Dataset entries
>> begin

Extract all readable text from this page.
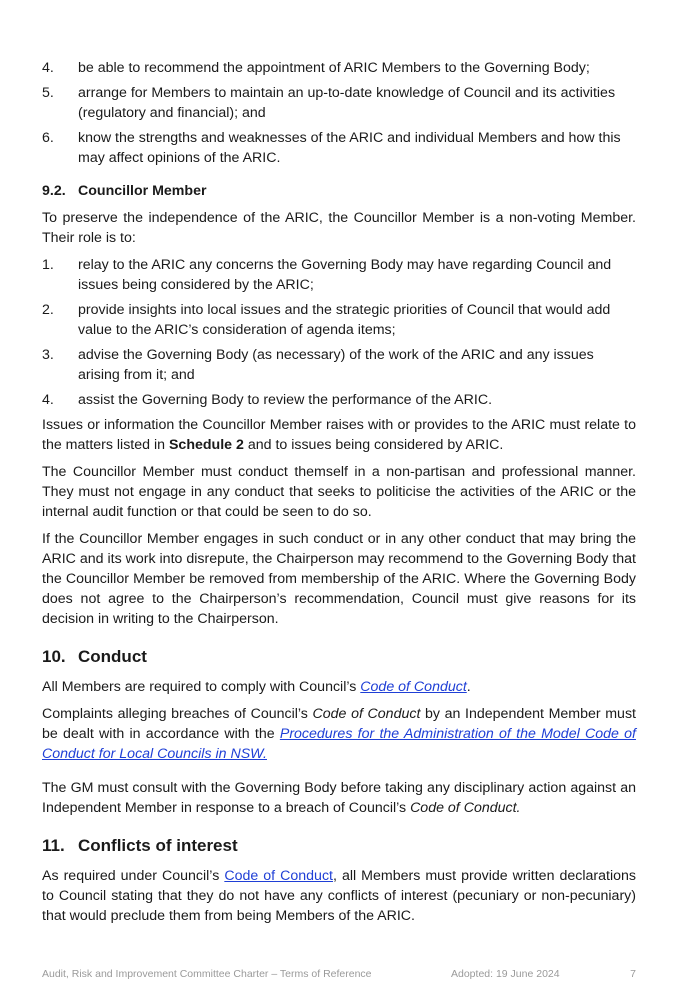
4.	be able to recommend the appointment of ARIC Members to the Governing Body;
5.	arrange for Members to maintain an up-to-date knowledge of Council and its activities (regulatory and financial); and
6.	know the strengths and weaknesses of the ARIC and individual Members and how this may affect opinions of the ARIC.
9.2. Councillor Member

To preserve the independence of the ARIC, the Councillor Member is a non-voting Member. Their role is to:

1.	relay to the ARIC any concerns the Governing Body may have regarding Council and issues being considered by the ARIC;
2.	provide insights into local issues and the strategic priorities of Council that would add value to the ARIC’s consideration of agenda items;
3.	advise the Governing Body (as necessary) of the work of the ARIC and any issues arising from it; and
4.	assist the Governing Body to review the performance of the ARIC.

Issues or information the Councillor Member raises with or provides to the ARIC must relate to the matters listed in Schedule 2 and to issues being considered by ARIC.

The Councillor Member must conduct themself in a non-partisan and professional manner. They must not engage in any conduct that seeks to politicise the activities of the ARIC or the internal audit function or that could be seen to do so.

If the Councillor Member engages in such conduct or in any other conduct that may bring the ARIC and its work into disrepute, the Chairperson may recommend to the Governing Body that the Councillor Member be removed from membership of the ARIC. Where the Governing Body does not agree to the Chairperson’s recommendation, Council must give reasons for its decision in writing to the Chairperson.

10. Conduct

All Members are required to comply with Council’s Code of Conduct.

Complaints alleging breaches of Council’s Code of Conduct by an Independent Member must be dealt with in accordance with the Procedures for the Administration of the Model Code of Conduct for Local Councils in NSW.

The GM must consult with the Governing Body before taking any disciplinary action against an Independent Member in response to a breach of Council’s Code of Conduct.

11. Conflicts of interest

As required under Council’s Code of Conduct, all Members must provide written declarations to Council stating that they do not have any conflicts of interest (pecuniary or non-pecuniary) that would preclude them from being Members of the ARIC.

Audit, Risk and Improvement Committee Charter – Terms of Reference	Adopted: 19 June 2024	7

>> end

• Stated exercise:
Go through the entries above and copy every line containing "would".

• Answer to the problem:
2.	provide insights into local issues and the strategic priorities of Council that would add value to the ARIC’s consideration of agenda items;
As required under Council’s Code of Conduct, all Members must provide written declarations to Council stating that they do not have any conflicts of interest (pecuniary or non-pecuniary) that would preclude them from being Members of the ARIC.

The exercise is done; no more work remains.